I've heard nothing but good things about Wiggy's Joe Reddington Mukluks, so decided to give them a try. I already have Wiggy's Antarctic Sleeping Bag with the flexible temperature range sleep system, and I also use Wiggy's SunWalkers pack boot liners and when the bottom drops out of the thermometer I wear Wiggy's Antarctic Parka. I have never been cold in Wiggy's gear. NEVER.
The Mukluks are designed as an overboot similar to the popular Neos overboot, but probably much warmer. They are worn over regular shoes which I see as an advantage - wear 'em when you need 'em and put them in the sled bag when you don't (but want them handy in case you actually do). It'll be a month or two before I actually need them, but once I do I'll try to remember to write a report on their performance.
I should note that I bought my Mukluks from Wiggy's Alaska rather than Wiggy himself. Mark suggested a modification that was recommended by Ray Reddington Jr. I know Ray, he used to live and mush dogs here in Two Rivers, so I figured it would be wise to listen. As a result I had the new mukluks resoled with Vibram to make them a bit less slippery on packed trails. I'll let you know how that works out once I've tested them.
....
• _Exercise prompt_: Continue the mukluk review from its final sentence. The data that follows isn't needed here.

• _Information provided_:
....
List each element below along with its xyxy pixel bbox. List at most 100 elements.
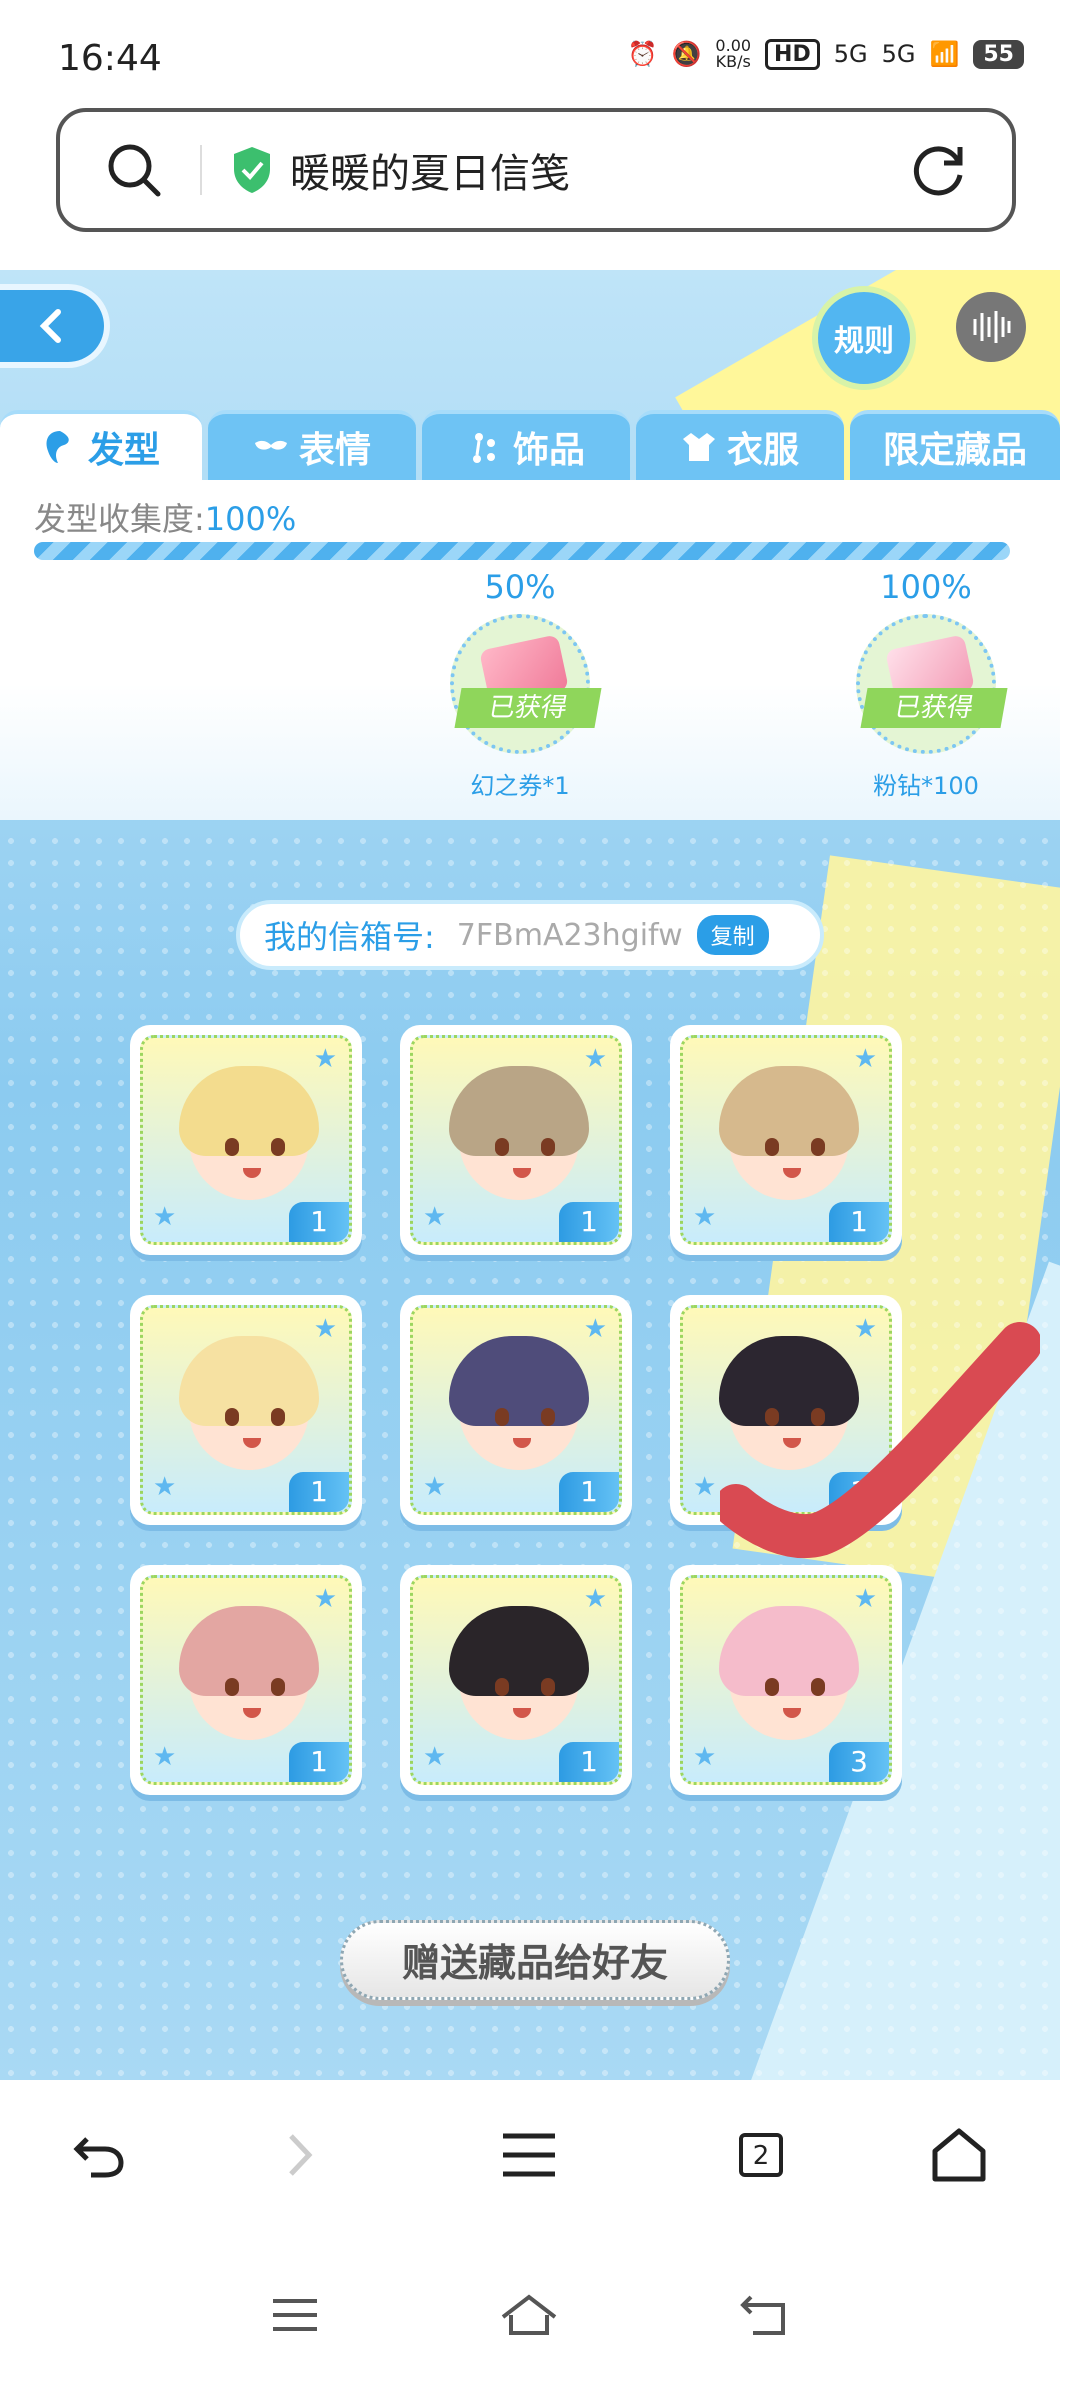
....
• _Answer for the task_:
OK, that pretty much covers the day so far. In a couple of hours I'll feed the team and do my kennel chores and then I think I'll mosey down to the Lodge for supper. I have plenty of food at the house, but supper at the lodge gives me a chance to catch up on all the local happenings that I've missed over the past two weeks. I can always count on a cold beer, a hot plate of food, and great company when I head to the local watering hole.
Just in case I forgot to mention it - it is GOOD to be home.